EXERCISE: Each line below should be quoted exactly, please.

- - - - -

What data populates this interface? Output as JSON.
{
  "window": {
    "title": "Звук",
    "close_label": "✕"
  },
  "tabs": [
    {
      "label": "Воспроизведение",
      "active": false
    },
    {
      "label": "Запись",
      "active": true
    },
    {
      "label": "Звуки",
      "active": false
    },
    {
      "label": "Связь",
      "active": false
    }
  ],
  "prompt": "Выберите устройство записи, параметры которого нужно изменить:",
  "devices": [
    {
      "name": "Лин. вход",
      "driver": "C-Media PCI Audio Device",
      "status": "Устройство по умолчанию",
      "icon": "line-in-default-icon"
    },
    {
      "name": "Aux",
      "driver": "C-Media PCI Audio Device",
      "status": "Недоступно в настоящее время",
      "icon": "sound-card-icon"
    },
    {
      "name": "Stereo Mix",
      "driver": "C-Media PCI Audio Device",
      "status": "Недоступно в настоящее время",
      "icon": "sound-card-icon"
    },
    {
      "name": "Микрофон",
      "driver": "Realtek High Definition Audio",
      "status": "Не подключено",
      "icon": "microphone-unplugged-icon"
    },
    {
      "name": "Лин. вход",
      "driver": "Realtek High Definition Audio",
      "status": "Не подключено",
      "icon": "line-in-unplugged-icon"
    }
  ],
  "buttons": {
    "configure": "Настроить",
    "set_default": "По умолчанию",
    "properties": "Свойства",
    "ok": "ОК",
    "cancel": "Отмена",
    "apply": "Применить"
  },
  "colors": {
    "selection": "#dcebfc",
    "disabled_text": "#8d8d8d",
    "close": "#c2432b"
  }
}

- - - - -

WORKED ANSWER:
What data populates this interface? Output as JSON.
{
  "window": {
    "title": "Звук",
    "close_label": "✕"
  },
  "tabs": [
    {
      "label": "Воспроизведение",
      "active": false
    },
    {
      "label": "Запись",
      "active": true
    },
    {
      "label": "Звуки",
      "active": false
    },
    {
      "label": "Связь",
      "active": false
    }
  ],
  "prompt": "Выберите устройство записи, параметры которого нужно изменить:",
  "devices": [
    {
      "name": "Лин. вход",
      "driver": "C-Media PCI Audio Device",
      "status": "Устройство по умолчанию",
      "icon": "line-in-default-icon"
    },
    {
      "name": "Aux",
      "driver": "C-Media PCI Audio Device",
      "status": "Недоступно в настоящее время",
      "icon": "sound-card-icon"
    },
    {
      "name": "Stereo Mix",
      "driver": "C-Media PCI Audio Device",
      "status": "Недоступно в настоящее время",
      "icon": "sound-card-icon"
    },
    {
      "name": "Микрофон",
      "driver": "Realtek High Definition Audio",
      "status": "Не подключено",
      "icon": "microphone-unplugged-icon"
    },
    {
      "name": "Лин. вход",
      "driver": "Realtek High Definition Audio",
      "status": "Не подключено",
      "icon": "line-in-unplugged-icon"
    }
  ],
  "buttons": {
    "configure": "Настроить",
    "set_default": "По умолчанию",
    "properties": "Свойства",
    "ok": "ОК",
    "cancel": "Отмена",
    "apply": "Применить"
  },
  "colors": {
    "selection": "#dcebfc",
    "disabled_text": "#8d8d8d",
    "close": "#c2432b"
  }
}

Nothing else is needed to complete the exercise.